SET EXERCISE:
Give only the number of lines in the data that include the string "교리교육".
═════ DATA ROWS
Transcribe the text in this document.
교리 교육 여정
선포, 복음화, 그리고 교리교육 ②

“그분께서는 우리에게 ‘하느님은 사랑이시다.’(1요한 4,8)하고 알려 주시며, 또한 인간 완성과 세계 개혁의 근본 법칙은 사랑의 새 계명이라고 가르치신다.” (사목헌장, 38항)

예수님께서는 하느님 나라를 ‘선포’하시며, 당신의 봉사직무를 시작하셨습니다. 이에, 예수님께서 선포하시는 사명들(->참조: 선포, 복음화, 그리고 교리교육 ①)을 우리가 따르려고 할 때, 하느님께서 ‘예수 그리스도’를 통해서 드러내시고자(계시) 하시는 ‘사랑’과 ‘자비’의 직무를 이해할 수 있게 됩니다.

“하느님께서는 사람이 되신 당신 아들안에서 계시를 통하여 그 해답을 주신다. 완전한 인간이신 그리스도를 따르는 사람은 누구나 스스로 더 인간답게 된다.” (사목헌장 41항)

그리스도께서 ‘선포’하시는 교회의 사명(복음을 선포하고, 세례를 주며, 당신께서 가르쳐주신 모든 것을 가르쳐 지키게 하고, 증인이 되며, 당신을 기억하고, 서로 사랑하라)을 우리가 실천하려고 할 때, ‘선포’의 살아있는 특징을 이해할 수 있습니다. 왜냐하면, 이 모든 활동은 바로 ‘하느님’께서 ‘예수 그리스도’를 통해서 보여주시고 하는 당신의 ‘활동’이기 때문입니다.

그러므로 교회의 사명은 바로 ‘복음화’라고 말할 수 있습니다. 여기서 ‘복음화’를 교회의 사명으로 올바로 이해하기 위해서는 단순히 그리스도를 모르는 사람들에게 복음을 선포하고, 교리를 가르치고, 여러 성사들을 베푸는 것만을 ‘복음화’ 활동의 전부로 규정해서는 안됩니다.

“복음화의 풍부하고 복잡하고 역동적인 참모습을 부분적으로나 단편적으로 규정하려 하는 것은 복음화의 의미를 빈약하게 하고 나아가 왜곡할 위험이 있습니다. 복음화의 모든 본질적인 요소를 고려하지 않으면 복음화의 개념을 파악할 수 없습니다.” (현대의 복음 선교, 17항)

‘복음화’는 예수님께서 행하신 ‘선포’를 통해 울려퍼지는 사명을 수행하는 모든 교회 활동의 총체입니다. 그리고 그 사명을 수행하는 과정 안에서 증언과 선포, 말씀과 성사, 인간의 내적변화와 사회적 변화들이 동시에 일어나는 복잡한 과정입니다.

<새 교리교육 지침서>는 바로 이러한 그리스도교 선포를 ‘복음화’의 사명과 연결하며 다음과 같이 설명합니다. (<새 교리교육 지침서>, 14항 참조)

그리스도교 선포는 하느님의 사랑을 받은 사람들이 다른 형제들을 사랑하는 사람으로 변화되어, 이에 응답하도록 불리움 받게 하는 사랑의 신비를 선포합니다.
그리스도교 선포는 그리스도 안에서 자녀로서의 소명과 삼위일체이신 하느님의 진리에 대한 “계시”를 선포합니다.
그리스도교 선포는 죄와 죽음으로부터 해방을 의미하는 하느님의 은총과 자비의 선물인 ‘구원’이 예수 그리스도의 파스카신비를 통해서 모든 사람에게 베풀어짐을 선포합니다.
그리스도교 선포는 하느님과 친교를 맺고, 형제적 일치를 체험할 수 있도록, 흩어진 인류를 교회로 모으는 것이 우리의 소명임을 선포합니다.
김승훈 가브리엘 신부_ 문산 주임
══════════
EXERCISE ANSWER:
3